TO DO -> Return all entries word for word, but drop any images.

[Dataset records]
┄┄┄┄┄┄┄┄┄┄

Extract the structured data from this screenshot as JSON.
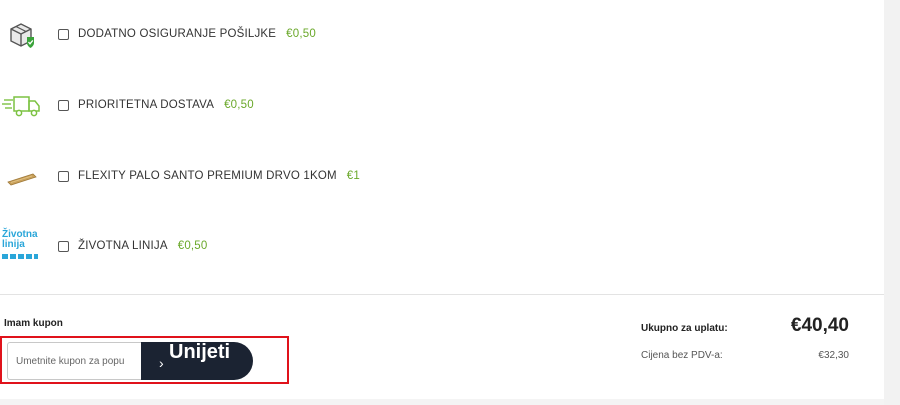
{
  "addons": [
    {
      "label": "DODATNO OSIGURANJE POŠILJKE",
      "price": "€0,50",
      "icon": "package-shield-icon"
    },
    {
      "label": "PRIORITETNA DOSTAVA",
      "price": "€0,50",
      "icon": "fast-delivery-truck-icon"
    },
    {
      "label": "FLEXITY PALO SANTO PREMIUM DRVO 1KOM",
      "price": "€1",
      "icon": "palo-santo-stick-icon"
    },
    {
      "label": "ŽIVOTNA LINIJA",
      "price": "€0,50",
      "icon": "zivotna-linija-logo",
      "logo_text": [
        "Životna",
        "linija"
      ]
    }
  ],
  "coupon": {
    "label": "Imam kupon",
    "placeholder": "Umetnite kupon za popu",
    "apply_label": "Unijeti",
    "apply_arrow": "›"
  },
  "summary": {
    "total_label": "Ukupno za uplatu:",
    "total_value": "€40,40",
    "net_label": "Cijena bez PDV-a:",
    "net_value": "€32,30"
  },
  "colors": {
    "price_green": "#6aa82a",
    "button_dark": "#1b2332",
    "highlight_red": "#e0121b",
    "logo_blue": "#2aa6d9"
  }
}
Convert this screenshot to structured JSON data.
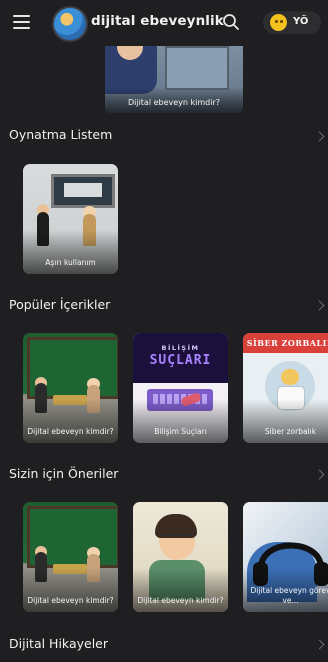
{
  "header": {
    "brand": "dijital ebeveynlik",
    "language": "YÖ"
  },
  "hero": {
    "caption": "Dijital ebeveyn kimdir?"
  },
  "sections": [
    {
      "title": "Oynatma Listem",
      "cards": [
        {
          "label": "Aşırı kullanım"
        }
      ]
    },
    {
      "title": "Popüler İçerikler",
      "cards": [
        {
          "label": "Dijital ebeveyn kimdir?"
        },
        {
          "label": "Bilişim Suçları",
          "art_title_1": "BİLİŞİM",
          "art_title_2": "SUÇLARI"
        },
        {
          "label": "Siber zorbalık",
          "art_title": "SİBER ZORBALIK"
        }
      ]
    },
    {
      "title": "Sizin için Öneriler",
      "cards": [
        {
          "label": "Dijital ebeveyn kimdir?"
        },
        {
          "label": "Dijital ebeveyn kimdir?"
        },
        {
          "label": "Dijital ebeveyn görev ve..."
        }
      ]
    },
    {
      "title": "Dijital Hikayeler",
      "cards": []
    }
  ],
  "colors": {
    "background": "#1f1f21",
    "chevron": "#6c6c70"
  }
}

┄┄┄┄┄┄┄┄┄┄

OUTPUT OF THE EXERCISE ->
Extract the structured data from this screenshot as JSON.
{
  "addons": [
    {
      "label": "DODATNO OSIGURANJE POŠILJKE",
      "price": "€0,50",
      "icon": "package-shield-icon"
    },
    {
      "label": "PRIORITETNA DOSTAVA",
      "price": "€0,50",
      "icon": "fast-delivery-truck-icon"
    },
    {
      "label": "FLEXITY PALO SANTO PREMIUM DRVO 1KOM",
      "price": "€1",
      "icon": "palo-santo-stick-icon"
    },
    {
      "label": "ŽIVOTNA LINIJA",
      "price": "€0,50",
      "icon": "zivotna-linija-logo",
      "logo_text": [
        "Životna",
        "linija"
      ]
    }
  ],
  "coupon": {
    "label": "Imam kupon",
    "placeholder": "Umetnite kupon za popu",
    "apply_label": "Unijeti",
    "apply_arrow": "›"
  },
  "summary": {
    "total_label": "Ukupno za uplatu:",
    "total_value": "€40,40",
    "net_label": "Cijena bez PDV-a:",
    "net_value": "€32,30"
  },
  "colors": {
    "price_green": "#6aa82a",
    "button_dark": "#1b2332",
    "highlight_red": "#e0121b",
    "logo_blue": "#2aa6d9"
  }
}
Convert this screenshot to structured JSON data.
{
  "header": {
    "brand": "dijital ebeveynlik",
    "language": "YÖ"
  },
  "hero": {
    "caption": "Dijital ebeveyn kimdir?"
  },
  "sections": [
    {
      "title": "Oynatma Listem",
      "cards": [
        {
          "label": "Aşırı kullanım"
        }
      ]
    },
    {
      "title": "Popüler İçerikler",
      "cards": [
        {
          "label": "Dijital ebeveyn kimdir?"
        },
        {
          "label": "Bilişim Suçları",
          "art_title_1": "BİLİŞİM",
          "art_title_2": "SUÇLARI"
        },
        {
          "label": "Siber zorbalık",
          "art_title": "SİBER ZORBALIK"
        }
      ]
    },
    {
      "title": "Sizin için Öneriler",
      "cards": [
        {
          "label": "Dijital ebeveyn kimdir?"
        },
        {
          "label": "Dijital ebeveyn kimdir?"
        },
        {
          "label": "Dijital ebeveyn görev ve..."
        }
      ]
    },
    {
      "title": "Dijital Hikayeler",
      "cards": []
    }
  ],
  "colors": {
    "background": "#1f1f21",
    "chevron": "#6c6c70"
  }
}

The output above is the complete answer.